▶ To do:
The records below need retyping in full; give them again exactly.
- - -
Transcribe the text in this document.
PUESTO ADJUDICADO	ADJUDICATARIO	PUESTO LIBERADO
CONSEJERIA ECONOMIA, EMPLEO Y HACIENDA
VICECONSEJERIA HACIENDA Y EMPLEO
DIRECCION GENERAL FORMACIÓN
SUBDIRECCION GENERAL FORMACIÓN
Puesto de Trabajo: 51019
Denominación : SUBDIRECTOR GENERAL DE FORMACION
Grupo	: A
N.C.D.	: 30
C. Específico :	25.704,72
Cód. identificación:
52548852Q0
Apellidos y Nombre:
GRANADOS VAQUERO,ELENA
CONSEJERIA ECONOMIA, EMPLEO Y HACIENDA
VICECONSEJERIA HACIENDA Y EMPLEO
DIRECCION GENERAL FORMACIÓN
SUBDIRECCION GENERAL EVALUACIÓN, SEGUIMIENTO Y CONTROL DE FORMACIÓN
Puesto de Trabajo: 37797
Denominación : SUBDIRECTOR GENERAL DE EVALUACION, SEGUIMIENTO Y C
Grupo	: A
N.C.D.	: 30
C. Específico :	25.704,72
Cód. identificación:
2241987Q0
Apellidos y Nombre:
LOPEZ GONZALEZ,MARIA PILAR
- - -
▶ Expected answer:
Transcribe the text in this document.
PUESTO ADJUDICADO	ADJUDICATARIO	PUESTO LIBERADO
CONSEJERIA ECONOMIA, EMPLEO Y HACIENDA
VICECONSEJERIA HACIENDA Y EMPLEO
DIRECCION GENERAL FORMACIÓN
SUBDIRECCION GENERAL FORMACIÓN
Puesto de Trabajo: 51019
Denominación : SUBDIRECTOR GENERAL DE FORMACION
Grupo	: A
N.C.D.	: 30
C. Específico :	25.704,72
Cód. identificación:
52548852Q0
Apellidos y Nombre:
GRANADOS VAQUERO,ELENA
CONSEJERIA ECONOMIA, EMPLEO Y HACIENDA
VICECONSEJERIA HACIENDA Y EMPLEO
DIRECCION GENERAL FORMACIÓN
SUBDIRECCION GENERAL EVALUACIÓN, SEGUIMIENTO Y CONTROL DE FORMACIÓN
Puesto de Trabajo: 37797
Denominación : SUBDIRECTOR GENERAL DE EVALUACION, SEGUIMIENTO Y C
Grupo	: A
N.C.D.	: 30
C. Específico :	25.704,72
Cód. identificación:
2241987Q0
Apellidos y Nombre:
LOPEZ GONZALEZ,MARIA PILAR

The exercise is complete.